The task:
Go through the records and show each line where the word "SiO₂" occurs.

* * *

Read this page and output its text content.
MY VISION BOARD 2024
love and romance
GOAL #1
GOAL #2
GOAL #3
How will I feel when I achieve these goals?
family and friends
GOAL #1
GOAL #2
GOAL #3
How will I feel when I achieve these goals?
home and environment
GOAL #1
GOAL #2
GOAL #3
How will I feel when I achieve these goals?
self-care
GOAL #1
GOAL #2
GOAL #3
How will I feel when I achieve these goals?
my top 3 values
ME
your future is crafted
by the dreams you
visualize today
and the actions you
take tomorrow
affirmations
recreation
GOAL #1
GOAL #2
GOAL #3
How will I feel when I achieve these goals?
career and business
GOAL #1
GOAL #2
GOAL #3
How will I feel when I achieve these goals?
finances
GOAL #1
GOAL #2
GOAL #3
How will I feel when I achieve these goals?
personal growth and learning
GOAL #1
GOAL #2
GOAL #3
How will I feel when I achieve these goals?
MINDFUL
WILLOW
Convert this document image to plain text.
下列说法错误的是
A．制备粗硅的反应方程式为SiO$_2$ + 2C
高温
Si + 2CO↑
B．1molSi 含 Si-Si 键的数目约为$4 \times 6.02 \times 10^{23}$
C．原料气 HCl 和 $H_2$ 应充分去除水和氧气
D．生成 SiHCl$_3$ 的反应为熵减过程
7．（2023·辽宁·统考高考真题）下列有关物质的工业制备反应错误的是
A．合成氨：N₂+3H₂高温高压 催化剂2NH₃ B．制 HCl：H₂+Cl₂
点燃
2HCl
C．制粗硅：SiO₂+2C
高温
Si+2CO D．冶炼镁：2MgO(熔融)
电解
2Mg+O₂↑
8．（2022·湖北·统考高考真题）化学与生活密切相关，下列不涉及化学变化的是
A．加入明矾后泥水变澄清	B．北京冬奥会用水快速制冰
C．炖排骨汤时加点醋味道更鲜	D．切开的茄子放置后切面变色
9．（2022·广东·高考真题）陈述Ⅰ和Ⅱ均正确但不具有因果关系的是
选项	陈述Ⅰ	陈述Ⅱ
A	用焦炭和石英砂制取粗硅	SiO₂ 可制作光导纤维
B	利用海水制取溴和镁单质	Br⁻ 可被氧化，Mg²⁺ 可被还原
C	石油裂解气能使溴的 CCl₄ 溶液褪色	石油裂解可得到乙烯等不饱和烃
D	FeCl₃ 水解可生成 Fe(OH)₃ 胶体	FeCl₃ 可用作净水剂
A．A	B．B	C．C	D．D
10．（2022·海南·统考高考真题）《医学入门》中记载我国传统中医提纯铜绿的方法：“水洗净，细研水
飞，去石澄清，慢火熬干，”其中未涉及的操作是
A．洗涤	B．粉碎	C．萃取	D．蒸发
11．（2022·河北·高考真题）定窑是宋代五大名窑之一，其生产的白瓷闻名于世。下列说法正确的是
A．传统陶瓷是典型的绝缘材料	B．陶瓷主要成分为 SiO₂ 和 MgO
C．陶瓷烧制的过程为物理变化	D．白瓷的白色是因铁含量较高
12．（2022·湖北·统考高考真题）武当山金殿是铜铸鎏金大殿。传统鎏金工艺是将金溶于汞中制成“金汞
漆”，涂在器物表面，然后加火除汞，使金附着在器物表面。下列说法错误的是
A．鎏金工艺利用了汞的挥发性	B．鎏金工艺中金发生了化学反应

* * *

Result:
C．制粗硅：SiO₂+2C
A	用焦炭和石英砂制取粗硅	SiO₂ 可制作光导纤维
A．传统陶瓷是典型的绝缘材料	B．陶瓷主要成分为 SiO₂ 和 MgO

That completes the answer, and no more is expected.